<<<<
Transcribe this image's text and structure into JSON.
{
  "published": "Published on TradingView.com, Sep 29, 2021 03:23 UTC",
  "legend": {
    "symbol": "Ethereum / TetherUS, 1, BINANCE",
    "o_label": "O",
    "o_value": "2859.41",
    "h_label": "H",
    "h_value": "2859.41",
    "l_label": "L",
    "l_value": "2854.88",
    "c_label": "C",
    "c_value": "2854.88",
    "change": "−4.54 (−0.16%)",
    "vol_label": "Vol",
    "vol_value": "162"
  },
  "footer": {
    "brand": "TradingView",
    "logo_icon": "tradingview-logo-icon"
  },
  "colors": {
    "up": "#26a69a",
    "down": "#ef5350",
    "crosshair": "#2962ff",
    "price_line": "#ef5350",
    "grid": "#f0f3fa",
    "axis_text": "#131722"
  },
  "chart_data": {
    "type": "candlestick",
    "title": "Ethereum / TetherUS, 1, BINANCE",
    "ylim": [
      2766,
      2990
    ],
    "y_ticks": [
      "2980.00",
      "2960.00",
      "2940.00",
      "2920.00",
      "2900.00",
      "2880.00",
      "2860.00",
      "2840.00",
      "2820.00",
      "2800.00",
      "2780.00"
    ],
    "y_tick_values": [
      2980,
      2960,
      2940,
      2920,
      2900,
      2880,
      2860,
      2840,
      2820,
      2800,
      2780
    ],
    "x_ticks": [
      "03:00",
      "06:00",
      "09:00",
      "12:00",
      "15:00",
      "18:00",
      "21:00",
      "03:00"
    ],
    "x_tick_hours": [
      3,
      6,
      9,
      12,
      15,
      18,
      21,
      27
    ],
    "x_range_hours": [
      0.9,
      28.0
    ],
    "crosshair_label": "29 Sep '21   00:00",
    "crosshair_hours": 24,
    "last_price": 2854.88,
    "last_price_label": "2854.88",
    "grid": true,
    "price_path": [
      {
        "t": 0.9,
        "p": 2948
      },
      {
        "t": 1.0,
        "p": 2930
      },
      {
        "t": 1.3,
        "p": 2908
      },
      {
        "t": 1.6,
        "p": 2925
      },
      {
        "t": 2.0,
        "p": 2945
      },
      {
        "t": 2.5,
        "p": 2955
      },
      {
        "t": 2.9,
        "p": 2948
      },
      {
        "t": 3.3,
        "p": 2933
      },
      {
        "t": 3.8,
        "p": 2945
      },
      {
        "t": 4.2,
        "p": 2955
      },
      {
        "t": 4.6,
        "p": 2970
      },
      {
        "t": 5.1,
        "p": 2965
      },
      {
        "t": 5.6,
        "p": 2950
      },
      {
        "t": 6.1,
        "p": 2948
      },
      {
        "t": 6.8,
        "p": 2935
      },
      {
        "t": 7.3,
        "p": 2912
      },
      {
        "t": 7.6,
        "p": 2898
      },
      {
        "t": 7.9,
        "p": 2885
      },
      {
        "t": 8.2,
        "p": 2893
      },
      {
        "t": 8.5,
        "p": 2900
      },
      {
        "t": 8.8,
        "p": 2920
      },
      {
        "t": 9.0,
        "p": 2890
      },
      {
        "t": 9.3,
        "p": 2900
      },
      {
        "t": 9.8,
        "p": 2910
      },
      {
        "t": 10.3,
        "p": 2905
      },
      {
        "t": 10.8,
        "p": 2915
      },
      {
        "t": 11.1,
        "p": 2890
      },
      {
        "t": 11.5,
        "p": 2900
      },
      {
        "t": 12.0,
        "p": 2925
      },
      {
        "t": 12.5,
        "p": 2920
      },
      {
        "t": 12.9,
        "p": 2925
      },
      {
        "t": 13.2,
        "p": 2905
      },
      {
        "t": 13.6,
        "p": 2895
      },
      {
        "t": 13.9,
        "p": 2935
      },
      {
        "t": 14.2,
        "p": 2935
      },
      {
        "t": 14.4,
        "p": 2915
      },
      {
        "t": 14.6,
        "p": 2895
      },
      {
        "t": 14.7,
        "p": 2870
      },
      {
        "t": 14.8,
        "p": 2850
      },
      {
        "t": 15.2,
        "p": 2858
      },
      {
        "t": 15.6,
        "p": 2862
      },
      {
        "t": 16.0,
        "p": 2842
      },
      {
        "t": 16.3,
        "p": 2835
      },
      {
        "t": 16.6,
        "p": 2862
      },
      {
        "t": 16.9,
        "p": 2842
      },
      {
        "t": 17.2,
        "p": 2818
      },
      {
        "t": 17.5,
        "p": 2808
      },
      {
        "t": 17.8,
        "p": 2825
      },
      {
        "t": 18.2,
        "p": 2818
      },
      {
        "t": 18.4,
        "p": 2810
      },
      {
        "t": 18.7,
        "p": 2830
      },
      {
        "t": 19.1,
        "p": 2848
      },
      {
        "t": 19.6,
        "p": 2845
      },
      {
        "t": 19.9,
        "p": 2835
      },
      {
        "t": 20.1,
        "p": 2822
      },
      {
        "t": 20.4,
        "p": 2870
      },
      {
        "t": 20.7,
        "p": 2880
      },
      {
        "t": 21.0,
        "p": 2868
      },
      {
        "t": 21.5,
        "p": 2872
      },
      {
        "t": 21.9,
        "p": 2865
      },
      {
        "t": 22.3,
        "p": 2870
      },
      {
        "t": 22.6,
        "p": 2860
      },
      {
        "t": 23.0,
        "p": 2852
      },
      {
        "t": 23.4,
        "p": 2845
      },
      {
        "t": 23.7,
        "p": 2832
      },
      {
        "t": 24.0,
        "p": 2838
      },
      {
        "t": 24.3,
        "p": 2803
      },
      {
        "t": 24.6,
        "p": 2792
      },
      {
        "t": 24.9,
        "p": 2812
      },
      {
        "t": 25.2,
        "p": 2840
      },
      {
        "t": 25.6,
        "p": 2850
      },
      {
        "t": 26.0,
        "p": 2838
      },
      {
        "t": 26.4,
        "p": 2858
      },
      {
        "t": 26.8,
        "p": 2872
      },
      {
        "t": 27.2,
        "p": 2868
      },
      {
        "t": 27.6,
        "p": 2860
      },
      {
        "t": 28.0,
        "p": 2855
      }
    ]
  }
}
>>>>
→ **Exercise brief**:
The answer is the number of lines in the preceding material that hold "BINANCE"; write that number and nothing else.

→ **Task solution**:
2